• **Stated task**:
Reproduce all the entries exactly.

• **Extracted information**:
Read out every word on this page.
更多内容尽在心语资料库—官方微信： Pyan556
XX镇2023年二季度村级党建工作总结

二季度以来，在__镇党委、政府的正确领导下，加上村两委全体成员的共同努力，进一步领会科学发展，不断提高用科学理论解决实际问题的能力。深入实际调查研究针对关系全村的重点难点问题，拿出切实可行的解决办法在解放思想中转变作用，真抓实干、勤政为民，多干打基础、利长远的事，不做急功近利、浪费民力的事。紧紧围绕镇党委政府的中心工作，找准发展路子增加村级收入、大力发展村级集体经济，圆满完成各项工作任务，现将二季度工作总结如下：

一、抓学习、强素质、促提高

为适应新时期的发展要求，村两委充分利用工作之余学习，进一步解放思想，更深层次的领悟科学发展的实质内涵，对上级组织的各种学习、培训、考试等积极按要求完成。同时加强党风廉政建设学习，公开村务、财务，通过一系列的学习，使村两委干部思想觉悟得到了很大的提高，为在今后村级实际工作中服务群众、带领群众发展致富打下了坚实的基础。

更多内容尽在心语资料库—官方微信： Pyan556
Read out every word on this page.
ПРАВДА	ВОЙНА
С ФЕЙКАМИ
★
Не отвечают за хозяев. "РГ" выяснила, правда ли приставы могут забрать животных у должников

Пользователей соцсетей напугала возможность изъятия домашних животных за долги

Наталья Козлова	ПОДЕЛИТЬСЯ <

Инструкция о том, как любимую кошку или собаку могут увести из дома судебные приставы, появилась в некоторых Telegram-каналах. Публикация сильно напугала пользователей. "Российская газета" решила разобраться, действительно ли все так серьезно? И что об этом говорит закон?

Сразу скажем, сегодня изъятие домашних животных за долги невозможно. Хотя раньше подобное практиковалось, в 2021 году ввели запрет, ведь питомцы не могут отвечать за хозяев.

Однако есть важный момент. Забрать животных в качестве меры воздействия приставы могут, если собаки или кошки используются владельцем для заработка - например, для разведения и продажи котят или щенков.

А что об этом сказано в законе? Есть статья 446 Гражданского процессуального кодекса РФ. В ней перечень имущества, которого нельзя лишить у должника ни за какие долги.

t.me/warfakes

• **Task result**:
Read out every word on this page.
更多内容尽在心语资料库—官方微信： Pyan556
XX镇2023年二季度村级党建工作总结

二季度以来，在__镇党委、政府的正确领导下，加上村两委全体成员的共同努力，进一步领会科学发展，不断提高用科学理论解决实际问题的能力。深入实际调查研究针对关系全村的重点难点问题，拿出切实可行的解决办法在解放思想中转变作用，真抓实干、勤政为民，多干打基础、利长远的事，不做急功近利、浪费民力的事。紧紧围绕镇党委政府的中心工作，找准发展路子增加村级收入、大力发展村级集体经济，圆满完成各项工作任务，现将二季度工作总结如下：

一、抓学习、强素质、促提高

为适应新时期的发展要求，村两委充分利用工作之余学习，进一步解放思想，更深层次的领悟科学发展的实质内涵，对上级组织的各种学习、培训、考试等积极按要求完成。同时加强党风廉政建设学习，公开村务、财务，通过一系列的学习，使村两委干部思想觉悟得到了很大的提高，为在今后村级实际工作中服务群众、带领群众发展致富打下了坚实的基础。

更多内容尽在心语资料库—官方微信： Pyan556
Read out every word on this page.
ПРАВДА	ВОЙНА
С ФЕЙКАМИ
★
Не отвечают за хозяев. "РГ" выяснила, правда ли приставы могут забрать животных у должников

Пользователей соцсетей напугала возможность изъятия домашних животных за долги

Наталья Козлова	ПОДЕЛИТЬСЯ <

Инструкция о том, как любимую кошку или собаку могут увести из дома судебные приставы, появилась в некоторых Telegram-каналах. Публикация сильно напугала пользователей. "Российская газета" решила разобраться, действительно ли все так серьезно? И что об этом говорит закон?

Сразу скажем, сегодня изъятие домашних животных за долги невозможно. Хотя раньше подобное практиковалось, в 2021 году ввели запрет, ведь питомцы не могут отвечать за хозяев.

Однако есть важный момент. Забрать животных в качестве меры воздействия приставы могут, если собаки или кошки используются владельцем для заработка - например, для разведения и продажи котят или щенков.

А что об этом сказано в законе? Есть статья 446 Гражданского процессуального кодекса РФ. В ней перечень имущества, которого нельзя лишить у должника ни за какие долги.

t.me/warfakes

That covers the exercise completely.